> [PROBLEM DETAILS]
Count how many lines of the data include "Unisinos". The answer is that number and nothing else.
::::::::::
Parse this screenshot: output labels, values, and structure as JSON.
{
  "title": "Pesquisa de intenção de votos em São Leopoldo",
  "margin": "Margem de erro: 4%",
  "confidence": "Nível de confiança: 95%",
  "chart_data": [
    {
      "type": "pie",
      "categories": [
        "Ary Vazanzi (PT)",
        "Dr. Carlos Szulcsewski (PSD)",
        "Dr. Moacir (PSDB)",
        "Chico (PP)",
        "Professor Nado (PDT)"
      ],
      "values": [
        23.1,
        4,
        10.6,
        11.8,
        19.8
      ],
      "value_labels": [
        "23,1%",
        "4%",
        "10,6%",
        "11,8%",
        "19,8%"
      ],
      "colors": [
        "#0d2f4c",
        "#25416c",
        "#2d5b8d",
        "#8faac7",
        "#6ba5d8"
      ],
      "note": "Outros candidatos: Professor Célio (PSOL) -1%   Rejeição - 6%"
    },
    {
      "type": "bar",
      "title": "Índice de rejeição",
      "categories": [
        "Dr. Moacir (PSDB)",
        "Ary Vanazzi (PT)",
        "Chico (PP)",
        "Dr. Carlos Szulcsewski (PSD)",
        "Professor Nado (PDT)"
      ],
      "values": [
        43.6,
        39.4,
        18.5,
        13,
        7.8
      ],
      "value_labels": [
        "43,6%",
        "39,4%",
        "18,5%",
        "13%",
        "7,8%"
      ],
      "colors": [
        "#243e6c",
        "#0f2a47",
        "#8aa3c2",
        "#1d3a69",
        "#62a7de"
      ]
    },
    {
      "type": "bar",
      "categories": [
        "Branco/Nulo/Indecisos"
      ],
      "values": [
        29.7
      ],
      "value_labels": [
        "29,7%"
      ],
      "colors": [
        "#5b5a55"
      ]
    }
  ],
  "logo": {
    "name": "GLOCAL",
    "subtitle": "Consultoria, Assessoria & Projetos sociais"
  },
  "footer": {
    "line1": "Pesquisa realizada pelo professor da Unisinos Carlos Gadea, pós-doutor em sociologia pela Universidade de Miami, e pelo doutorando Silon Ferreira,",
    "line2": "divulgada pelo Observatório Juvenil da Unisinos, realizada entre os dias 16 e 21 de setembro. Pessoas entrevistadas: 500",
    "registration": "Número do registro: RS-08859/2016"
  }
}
::::::::::
> [SOLUTION TO THE EXERCISE]
2